§ **Aim**
In the listing below, locate the lines that hold the string "Треба". Copy those lines.

— Start of Extracted entries —

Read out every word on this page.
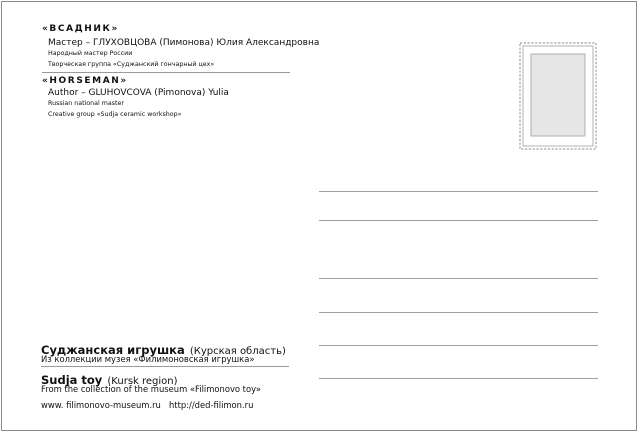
«ВСАДНИК»
Мастер – ГЛУХОВЦОВА (Пимонова) Юлия Александровна
Народный мастер России
Творческая группа «Суджанский гончарный цех»
«HORSEMAN»
Author – GLUHOVCOVA (Pimonova) Yulia
Russian national master
Creative group «Sudja ceramic workshop»
Суджанская игрушка (Курская область)
Из коллекции музея «Филимоновская игрушка»
Sudja toy (Kursk region)
From the collection of the museum «Filimonovo toy»
www. filimonovo-museum.ru http://ded-filimon.ru
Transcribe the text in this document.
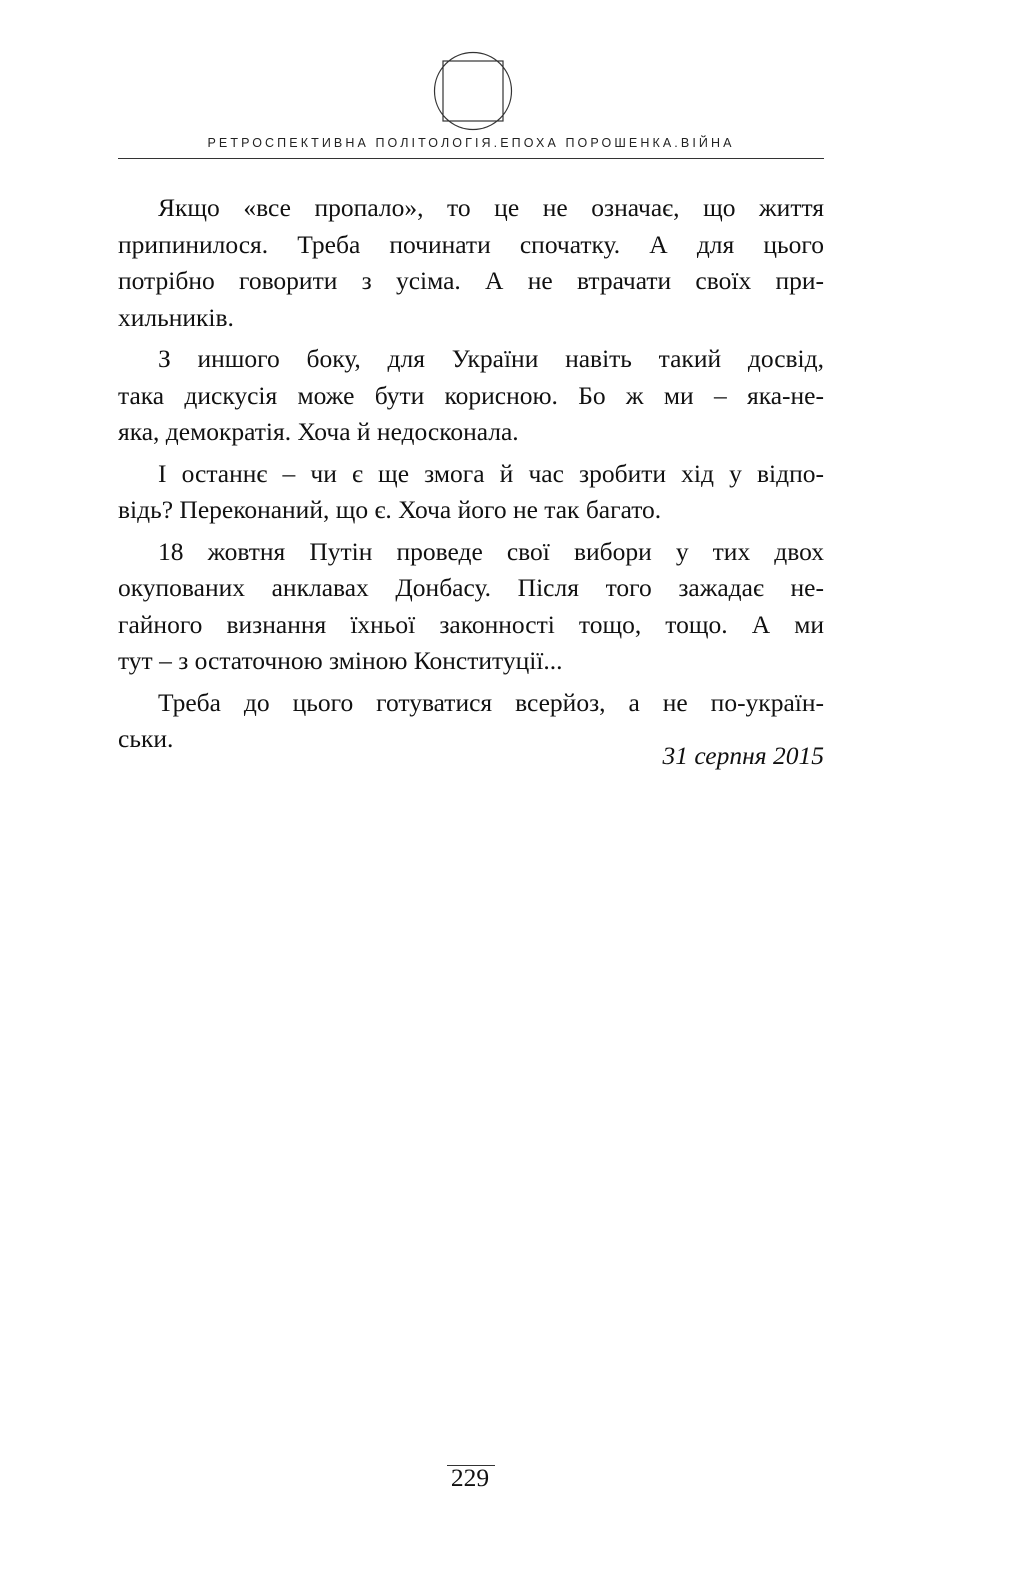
РЕТРОСПЕКТИВНА ПОЛІТОЛОГІЯ.ЕПОХА ПОРОШЕНКА.ВІЙНА

Якщо «все пропало», то це не означає, що життя
припинилося. Треба починати спочатку. А для цього
потрібно говорити з усіма. А не втрачати своїх при-
хильників.

З иншого боку, для України навіть такий досвід,
така дискусія може бути корисною. Бо ж ми – яка-не-
яка, демократія. Хоча й недосконала.

І останнє – чи є ще змога й час зробити хід у відпо-
відь? Переконаний, що є. Хоча його не так багато.

18 жовтня Путін проведе свої вибори у тих двох
окупованих анклавах Донбасу. Після того зажадає не-
гайного визнання їхньої законності тощо, тощо. А ми
тут – з остаточною зміною Конституції...

Треба до цього готуватися всерйоз, а не по-україн-
ськи.

31 серпня 2015
229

— End of Extracted entries —

§ **Problem solution**
припинилося. Треба починати спочатку. А для цього
Треба до цього готуватися всерйоз, а не по-україн-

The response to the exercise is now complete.